What to do: Reproduce each line bearing the word "mass".

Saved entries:
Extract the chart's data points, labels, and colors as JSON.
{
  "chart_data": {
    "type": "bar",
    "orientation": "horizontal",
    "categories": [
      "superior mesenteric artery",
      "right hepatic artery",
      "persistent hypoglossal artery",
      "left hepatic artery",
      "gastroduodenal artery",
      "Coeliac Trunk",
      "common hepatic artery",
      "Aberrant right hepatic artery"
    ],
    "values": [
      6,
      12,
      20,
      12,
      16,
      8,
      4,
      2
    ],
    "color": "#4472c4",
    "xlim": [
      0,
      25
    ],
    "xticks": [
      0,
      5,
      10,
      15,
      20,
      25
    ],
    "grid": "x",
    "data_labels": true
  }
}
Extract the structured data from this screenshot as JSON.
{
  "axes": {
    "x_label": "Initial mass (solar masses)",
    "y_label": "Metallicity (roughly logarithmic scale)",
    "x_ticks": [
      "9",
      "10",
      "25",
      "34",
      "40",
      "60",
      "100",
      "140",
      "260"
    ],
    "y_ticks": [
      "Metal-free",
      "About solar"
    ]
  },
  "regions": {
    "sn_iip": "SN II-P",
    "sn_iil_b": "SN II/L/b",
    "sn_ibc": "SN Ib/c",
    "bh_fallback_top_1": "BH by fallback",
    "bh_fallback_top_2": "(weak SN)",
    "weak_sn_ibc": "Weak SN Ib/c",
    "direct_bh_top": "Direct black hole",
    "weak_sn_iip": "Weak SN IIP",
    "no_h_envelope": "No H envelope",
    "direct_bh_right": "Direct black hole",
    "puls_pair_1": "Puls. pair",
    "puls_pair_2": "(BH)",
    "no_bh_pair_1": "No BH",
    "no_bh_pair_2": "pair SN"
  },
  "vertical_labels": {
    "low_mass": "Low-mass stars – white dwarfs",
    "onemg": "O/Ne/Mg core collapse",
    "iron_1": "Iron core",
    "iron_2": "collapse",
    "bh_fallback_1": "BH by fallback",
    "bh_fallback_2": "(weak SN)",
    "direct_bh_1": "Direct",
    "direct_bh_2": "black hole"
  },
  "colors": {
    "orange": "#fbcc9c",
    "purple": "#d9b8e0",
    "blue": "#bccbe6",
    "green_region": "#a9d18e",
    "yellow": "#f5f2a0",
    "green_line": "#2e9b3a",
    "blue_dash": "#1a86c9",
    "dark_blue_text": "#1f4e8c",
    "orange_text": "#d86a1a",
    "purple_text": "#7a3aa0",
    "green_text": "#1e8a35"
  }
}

The answer:
    "x_label": "Initial mass (solar masses)",
    "low_mass": "Low-mass stars – white dwarfs",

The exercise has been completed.